DIRECTIONS FOR THIS TASK >> Transcribe the entries that follow exactly as they appear, minus pictures.

INPUT >>
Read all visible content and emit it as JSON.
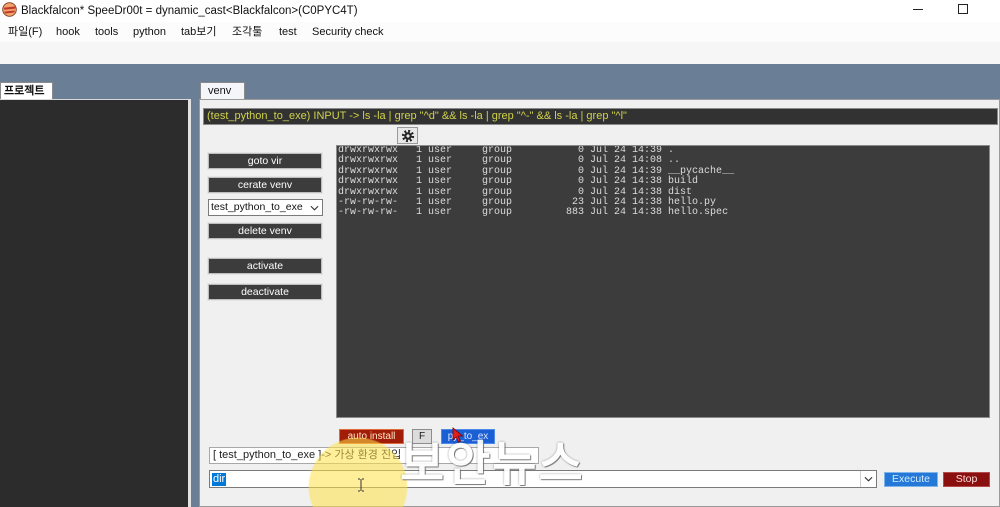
{
  "window": {
    "title": "Blackfalcon* SpeeDr00t = dynamic_cast<Blackfalcon>(C0PYC4T)",
    "icon": "falcon-app-icon",
    "controls": [
      "minimize-icon",
      "maximize-icon"
    ]
  },
  "menu": {
    "items": [
      "파일(F)",
      "hook",
      "tools",
      "python",
      "tab보기",
      "조각툴",
      "test",
      "Security check"
    ]
  },
  "project_panel": {
    "tab_label": "프로젝트"
  },
  "venv": {
    "tab_label": "venv",
    "command_line": "(test_python_to_exe) INPUT -> ls -la | grep \"^d\" && ls -la | grep \"^-\" && ls -la | grep \"^l\"",
    "settings_icon": "gear-icon",
    "sidebar_buttons": {
      "goto_vir": "goto vir",
      "create_venv": "cerate venv",
      "delete_venv": "delete venv",
      "activate": "activate",
      "deactivate": "deactivate"
    },
    "env_select": {
      "selected": "test_python_to_exe",
      "icon": "chevron-down-icon"
    },
    "terminal_output": [
      "drwxrwxrwx   1 user     group           0 Jul 24 14:39 .",
      "drwxrwxrwx   1 user     group           0 Jul 24 14:08 ..",
      "drwxrwxrwx   1 user     group           0 Jul 24 14:39 __pycache__",
      "drwxrwxrwx   1 user     group           0 Jul 24 14:38 build",
      "drwxrwxrwx   1 user     group           0 Jul 24 14:38 dist",
      "-rw-rw-rw-   1 user     group          23 Jul 24 14:38 hello.py",
      "-rw-rw-rw-   1 user     group         883 Jul 24 14:38 hello.spec"
    ],
    "action_buttons": {
      "auto_install": "auto install",
      "f": "F",
      "py_to_exe": "py_to_ex"
    },
    "status_text": "[ test_python_to_exe ]-> 가상 환경 진입",
    "command_input": {
      "value": "dir",
      "icon": "chevron-down-icon"
    },
    "execute_label": "Execute",
    "stop_label": "Stop"
  },
  "overlay": {
    "watermark": "보안뉴스",
    "cursor_highlight_color": "#ffe146",
    "pointer_icon": "mouse-pointer-icon",
    "text_cursor_icon": "text-cursor-icon"
  },
  "colors": {
    "workspace_bg": "#6a7e95",
    "terminal_bg": "#3c3c3c",
    "terminal_text": "#dcdcdc",
    "command_text": "#cfd24a",
    "dark_button": "#3c3c3c",
    "auto_install": "#a11d08",
    "py_to_exe": "#1b5fd4",
    "execute": "#2479d8",
    "stop": "#8a0f0f",
    "selection": "#0078d7"
  }
}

TASK RESPONSE >>
Read all visible content and emit it as JSON.
{
  "window": {
    "title": "Blackfalcon* SpeeDr00t = dynamic_cast<Blackfalcon>(C0PYC4T)",
    "icon": "falcon-app-icon",
    "controls": [
      "minimize-icon",
      "maximize-icon"
    ]
  },
  "menu": {
    "items": [
      "파일(F)",
      "hook",
      "tools",
      "python",
      "tab보기",
      "조각툴",
      "test",
      "Security check"
    ]
  },
  "project_panel": {
    "tab_label": "프로젝트"
  },
  "venv": {
    "tab_label": "venv",
    "command_line": "(test_python_to_exe) INPUT -> ls -la | grep \"^d\" && ls -la | grep \"^-\" && ls -la | grep \"^l\"",
    "settings_icon": "gear-icon",
    "sidebar_buttons": {
      "goto_vir": "goto vir",
      "create_venv": "cerate venv",
      "delete_venv": "delete venv",
      "activate": "activate",
      "deactivate": "deactivate"
    },
    "env_select": {
      "selected": "test_python_to_exe",
      "icon": "chevron-down-icon"
    },
    "terminal_output": [
      "drwxrwxrwx   1 user     group           0 Jul 24 14:39 .",
      "drwxrwxrwx   1 user     group           0 Jul 24 14:08 ..",
      "drwxrwxrwx   1 user     group           0 Jul 24 14:39 __pycache__",
      "drwxrwxrwx   1 user     group           0 Jul 24 14:38 build",
      "drwxrwxrwx   1 user     group           0 Jul 24 14:38 dist",
      "-rw-rw-rw-   1 user     group          23 Jul 24 14:38 hello.py",
      "-rw-rw-rw-   1 user     group         883 Jul 24 14:38 hello.spec"
    ],
    "action_buttons": {
      "auto_install": "auto install",
      "f": "F",
      "py_to_exe": "py_to_ex"
    },
    "status_text": "[ test_python_to_exe ]-> 가상 환경 진입",
    "command_input": {
      "value": "dir",
      "icon": "chevron-down-icon"
    },
    "execute_label": "Execute",
    "stop_label": "Stop"
  },
  "overlay": {
    "watermark": "보안뉴스",
    "cursor_highlight_color": "#ffe146",
    "pointer_icon": "mouse-pointer-icon",
    "text_cursor_icon": "text-cursor-icon"
  },
  "colors": {
    "workspace_bg": "#6a7e95",
    "terminal_bg": "#3c3c3c",
    "terminal_text": "#dcdcdc",
    "command_text": "#cfd24a",
    "dark_button": "#3c3c3c",
    "auto_install": "#a11d08",
    "py_to_exe": "#1b5fd4",
    "execute": "#2479d8",
    "stop": "#8a0f0f",
    "selection": "#0078d7"
  }
}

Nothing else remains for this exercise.